* Directions for this task *
Locate every line in the material below that has the word "icon". Copy each of those lines.

* Task inputs *
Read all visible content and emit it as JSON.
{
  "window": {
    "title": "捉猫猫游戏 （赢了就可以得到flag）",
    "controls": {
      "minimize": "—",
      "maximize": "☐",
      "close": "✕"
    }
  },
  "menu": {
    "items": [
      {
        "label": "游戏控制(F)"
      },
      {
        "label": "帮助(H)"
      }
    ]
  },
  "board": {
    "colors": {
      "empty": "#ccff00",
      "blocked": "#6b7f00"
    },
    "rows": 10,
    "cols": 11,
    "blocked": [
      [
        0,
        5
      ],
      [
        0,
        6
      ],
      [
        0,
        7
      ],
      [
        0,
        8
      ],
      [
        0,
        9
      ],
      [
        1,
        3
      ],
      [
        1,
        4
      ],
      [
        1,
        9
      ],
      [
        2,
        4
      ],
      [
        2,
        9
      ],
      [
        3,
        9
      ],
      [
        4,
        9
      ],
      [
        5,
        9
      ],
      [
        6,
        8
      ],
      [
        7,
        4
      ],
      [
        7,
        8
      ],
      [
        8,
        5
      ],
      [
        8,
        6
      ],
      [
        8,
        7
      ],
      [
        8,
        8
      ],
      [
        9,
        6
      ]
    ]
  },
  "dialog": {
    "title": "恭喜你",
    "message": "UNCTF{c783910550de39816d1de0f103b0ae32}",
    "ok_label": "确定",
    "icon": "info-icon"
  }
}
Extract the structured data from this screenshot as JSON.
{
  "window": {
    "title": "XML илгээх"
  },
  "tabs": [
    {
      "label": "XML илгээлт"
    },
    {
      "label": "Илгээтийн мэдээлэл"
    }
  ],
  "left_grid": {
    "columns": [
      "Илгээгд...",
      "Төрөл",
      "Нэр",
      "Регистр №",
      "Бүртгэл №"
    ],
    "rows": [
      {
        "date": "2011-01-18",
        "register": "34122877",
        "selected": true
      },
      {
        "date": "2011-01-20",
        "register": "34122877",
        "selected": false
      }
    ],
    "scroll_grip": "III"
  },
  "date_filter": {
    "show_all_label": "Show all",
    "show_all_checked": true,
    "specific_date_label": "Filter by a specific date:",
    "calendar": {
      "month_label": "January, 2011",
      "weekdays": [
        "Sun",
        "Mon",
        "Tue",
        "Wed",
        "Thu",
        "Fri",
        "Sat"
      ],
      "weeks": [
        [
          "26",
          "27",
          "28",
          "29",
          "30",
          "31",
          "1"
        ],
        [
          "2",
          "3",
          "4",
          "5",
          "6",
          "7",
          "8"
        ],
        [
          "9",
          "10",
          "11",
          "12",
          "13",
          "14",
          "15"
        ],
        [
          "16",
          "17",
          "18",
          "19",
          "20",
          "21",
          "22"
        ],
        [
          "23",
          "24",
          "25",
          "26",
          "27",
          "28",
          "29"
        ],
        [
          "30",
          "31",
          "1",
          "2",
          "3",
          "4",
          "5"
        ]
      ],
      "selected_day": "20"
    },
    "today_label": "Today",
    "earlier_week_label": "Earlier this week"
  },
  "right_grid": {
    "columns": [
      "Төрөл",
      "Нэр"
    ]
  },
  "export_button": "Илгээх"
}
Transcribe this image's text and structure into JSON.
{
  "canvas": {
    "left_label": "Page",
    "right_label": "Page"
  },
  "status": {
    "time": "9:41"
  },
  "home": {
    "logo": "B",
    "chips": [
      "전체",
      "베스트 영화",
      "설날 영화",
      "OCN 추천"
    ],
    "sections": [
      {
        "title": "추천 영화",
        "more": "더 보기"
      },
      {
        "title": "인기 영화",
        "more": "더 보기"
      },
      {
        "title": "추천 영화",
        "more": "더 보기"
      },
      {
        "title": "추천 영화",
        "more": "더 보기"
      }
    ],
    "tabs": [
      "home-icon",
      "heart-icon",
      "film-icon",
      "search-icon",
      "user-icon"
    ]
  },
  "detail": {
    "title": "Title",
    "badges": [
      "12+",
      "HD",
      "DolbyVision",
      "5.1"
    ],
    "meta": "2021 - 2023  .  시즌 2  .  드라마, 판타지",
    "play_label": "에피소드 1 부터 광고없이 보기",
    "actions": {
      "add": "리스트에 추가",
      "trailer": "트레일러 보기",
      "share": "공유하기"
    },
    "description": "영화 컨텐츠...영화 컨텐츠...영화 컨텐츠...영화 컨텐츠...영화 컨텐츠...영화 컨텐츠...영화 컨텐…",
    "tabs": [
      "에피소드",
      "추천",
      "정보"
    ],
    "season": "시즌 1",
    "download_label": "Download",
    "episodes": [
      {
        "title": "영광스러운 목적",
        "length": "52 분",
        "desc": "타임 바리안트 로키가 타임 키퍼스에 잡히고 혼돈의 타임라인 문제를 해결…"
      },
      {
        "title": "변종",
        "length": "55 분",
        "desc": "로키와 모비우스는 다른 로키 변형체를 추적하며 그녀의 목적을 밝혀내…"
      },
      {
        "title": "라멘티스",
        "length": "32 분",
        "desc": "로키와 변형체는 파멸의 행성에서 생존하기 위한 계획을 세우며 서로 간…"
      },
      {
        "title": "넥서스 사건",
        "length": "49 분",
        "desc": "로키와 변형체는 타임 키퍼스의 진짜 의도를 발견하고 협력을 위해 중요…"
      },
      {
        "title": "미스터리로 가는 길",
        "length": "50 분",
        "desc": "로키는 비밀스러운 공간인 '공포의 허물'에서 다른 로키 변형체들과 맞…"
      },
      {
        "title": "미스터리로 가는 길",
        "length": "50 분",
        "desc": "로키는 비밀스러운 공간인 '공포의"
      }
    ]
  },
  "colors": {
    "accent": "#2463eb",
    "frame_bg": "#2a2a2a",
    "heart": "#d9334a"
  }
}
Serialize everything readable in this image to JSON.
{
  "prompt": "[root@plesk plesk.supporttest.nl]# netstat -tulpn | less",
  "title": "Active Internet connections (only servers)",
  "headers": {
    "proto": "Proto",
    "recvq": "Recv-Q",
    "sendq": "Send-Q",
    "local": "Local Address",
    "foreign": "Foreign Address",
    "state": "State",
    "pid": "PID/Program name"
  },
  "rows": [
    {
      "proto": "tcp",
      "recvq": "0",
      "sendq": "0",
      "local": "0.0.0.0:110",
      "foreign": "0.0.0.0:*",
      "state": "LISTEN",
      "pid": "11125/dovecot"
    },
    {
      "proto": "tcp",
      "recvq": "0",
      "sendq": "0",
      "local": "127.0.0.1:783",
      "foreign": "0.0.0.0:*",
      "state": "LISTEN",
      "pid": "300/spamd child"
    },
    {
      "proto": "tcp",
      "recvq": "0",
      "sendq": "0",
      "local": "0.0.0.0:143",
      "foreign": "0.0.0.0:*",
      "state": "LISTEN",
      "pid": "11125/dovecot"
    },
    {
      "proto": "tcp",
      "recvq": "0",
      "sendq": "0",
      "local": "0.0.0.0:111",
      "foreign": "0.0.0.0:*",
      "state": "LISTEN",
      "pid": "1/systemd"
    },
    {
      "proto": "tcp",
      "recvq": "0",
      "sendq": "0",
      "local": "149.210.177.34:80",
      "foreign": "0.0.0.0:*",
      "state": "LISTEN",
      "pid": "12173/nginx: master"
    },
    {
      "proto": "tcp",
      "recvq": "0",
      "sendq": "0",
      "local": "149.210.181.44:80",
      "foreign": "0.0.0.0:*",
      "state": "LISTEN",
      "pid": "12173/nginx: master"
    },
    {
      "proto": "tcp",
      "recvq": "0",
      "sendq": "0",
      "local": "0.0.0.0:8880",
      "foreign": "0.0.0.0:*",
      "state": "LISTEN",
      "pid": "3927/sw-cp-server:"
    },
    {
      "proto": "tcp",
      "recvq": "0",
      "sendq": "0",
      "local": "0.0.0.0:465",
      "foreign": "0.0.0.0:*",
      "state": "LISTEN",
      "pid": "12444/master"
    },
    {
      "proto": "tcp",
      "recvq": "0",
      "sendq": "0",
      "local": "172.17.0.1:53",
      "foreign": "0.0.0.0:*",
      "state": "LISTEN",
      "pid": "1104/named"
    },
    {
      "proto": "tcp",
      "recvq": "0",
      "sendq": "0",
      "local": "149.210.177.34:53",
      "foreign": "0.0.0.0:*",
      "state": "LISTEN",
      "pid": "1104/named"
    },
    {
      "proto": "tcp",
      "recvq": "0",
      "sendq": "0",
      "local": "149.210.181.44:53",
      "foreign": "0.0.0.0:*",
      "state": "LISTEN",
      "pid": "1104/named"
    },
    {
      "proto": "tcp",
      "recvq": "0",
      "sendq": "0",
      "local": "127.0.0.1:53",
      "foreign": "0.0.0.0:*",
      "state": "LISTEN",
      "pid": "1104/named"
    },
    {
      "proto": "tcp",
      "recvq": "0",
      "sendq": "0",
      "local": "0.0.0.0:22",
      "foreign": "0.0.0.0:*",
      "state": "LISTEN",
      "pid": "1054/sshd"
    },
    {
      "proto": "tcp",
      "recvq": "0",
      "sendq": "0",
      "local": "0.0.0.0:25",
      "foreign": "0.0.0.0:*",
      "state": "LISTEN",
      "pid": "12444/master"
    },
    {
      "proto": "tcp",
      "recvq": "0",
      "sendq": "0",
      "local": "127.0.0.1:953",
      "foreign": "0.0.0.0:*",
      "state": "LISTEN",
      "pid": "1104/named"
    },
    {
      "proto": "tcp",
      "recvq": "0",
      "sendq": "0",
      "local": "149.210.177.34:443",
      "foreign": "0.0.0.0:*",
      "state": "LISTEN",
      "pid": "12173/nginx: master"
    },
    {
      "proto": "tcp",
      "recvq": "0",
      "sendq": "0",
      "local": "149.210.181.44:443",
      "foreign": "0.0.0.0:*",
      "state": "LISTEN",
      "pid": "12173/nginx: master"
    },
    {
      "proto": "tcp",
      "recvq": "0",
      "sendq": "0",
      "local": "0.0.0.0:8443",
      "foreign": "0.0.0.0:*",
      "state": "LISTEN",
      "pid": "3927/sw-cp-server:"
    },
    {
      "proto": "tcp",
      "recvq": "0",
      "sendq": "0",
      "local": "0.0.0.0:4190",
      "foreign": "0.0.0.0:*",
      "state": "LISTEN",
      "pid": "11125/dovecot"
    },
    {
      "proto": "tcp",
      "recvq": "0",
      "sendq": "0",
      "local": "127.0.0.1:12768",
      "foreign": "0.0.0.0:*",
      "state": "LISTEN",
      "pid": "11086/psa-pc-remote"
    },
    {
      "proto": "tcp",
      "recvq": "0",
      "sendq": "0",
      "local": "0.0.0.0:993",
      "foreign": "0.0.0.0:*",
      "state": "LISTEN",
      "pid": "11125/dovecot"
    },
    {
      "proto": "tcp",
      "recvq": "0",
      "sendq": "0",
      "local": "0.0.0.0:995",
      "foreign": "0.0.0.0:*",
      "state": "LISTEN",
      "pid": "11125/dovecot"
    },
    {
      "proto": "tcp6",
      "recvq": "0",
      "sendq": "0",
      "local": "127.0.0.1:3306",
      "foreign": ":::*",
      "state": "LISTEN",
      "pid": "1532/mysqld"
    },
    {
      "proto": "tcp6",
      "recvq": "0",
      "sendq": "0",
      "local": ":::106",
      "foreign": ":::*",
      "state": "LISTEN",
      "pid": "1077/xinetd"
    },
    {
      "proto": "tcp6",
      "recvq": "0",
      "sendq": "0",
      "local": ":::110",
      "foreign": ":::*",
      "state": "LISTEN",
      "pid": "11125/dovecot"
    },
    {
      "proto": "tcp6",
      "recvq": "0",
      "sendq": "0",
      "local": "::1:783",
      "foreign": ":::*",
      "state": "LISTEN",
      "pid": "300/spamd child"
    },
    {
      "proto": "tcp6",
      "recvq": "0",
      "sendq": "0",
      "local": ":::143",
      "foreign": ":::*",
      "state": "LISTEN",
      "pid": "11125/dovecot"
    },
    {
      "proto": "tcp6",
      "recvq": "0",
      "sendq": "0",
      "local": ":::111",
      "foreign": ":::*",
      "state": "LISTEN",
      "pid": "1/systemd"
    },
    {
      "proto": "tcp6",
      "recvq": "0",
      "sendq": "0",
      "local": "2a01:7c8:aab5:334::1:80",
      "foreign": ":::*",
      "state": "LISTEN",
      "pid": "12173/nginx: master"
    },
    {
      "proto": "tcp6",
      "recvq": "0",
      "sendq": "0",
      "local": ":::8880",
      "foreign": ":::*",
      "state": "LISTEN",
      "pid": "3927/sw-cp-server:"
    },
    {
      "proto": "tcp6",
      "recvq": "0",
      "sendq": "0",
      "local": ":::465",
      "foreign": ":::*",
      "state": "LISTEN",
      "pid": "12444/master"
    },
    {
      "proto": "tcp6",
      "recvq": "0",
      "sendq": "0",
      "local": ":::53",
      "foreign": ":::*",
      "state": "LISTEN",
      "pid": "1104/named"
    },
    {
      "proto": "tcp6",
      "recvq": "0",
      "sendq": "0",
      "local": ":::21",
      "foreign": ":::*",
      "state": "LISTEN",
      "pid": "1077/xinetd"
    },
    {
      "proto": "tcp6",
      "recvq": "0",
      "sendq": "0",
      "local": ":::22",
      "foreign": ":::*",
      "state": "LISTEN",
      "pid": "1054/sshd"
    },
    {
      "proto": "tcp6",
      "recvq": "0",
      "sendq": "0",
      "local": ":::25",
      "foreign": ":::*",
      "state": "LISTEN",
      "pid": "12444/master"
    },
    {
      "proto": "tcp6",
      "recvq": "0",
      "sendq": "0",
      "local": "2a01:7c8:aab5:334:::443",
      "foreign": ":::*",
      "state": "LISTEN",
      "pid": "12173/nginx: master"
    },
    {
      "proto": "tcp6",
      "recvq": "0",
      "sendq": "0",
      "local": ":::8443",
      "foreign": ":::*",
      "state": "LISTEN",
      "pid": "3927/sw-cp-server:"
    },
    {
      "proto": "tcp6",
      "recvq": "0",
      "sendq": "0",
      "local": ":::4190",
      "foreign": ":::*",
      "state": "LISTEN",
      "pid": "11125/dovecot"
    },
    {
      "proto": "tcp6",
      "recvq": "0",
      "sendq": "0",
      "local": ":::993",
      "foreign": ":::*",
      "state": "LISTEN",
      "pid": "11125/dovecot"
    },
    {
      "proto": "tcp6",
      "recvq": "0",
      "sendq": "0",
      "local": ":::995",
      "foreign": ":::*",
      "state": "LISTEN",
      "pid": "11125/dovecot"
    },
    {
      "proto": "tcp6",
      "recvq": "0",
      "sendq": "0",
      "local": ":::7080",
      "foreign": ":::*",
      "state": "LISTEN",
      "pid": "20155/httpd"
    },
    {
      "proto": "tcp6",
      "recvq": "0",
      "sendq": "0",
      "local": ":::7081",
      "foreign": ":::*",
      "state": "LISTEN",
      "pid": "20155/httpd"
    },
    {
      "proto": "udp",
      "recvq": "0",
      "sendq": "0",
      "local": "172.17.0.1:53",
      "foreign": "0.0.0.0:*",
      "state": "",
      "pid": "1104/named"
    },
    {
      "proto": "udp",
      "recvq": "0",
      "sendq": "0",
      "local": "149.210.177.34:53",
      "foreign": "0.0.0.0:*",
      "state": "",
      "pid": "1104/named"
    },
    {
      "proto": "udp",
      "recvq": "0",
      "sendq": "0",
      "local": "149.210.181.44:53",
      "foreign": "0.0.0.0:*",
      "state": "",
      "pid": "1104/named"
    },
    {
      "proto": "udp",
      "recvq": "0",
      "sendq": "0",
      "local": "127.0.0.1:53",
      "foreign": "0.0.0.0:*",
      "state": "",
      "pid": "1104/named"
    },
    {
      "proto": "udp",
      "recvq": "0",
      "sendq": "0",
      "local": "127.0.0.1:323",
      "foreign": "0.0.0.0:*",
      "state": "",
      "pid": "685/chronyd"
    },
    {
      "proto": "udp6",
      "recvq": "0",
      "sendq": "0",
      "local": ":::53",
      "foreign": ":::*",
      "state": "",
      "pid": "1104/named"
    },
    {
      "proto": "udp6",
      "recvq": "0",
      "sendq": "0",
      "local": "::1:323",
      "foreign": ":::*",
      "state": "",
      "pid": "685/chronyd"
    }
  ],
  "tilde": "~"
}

* Final answer *
    "icon": "info-icon"
      "home-icon",
      "heart-icon",
      "film-icon",
      "search-icon",
      "user-icon"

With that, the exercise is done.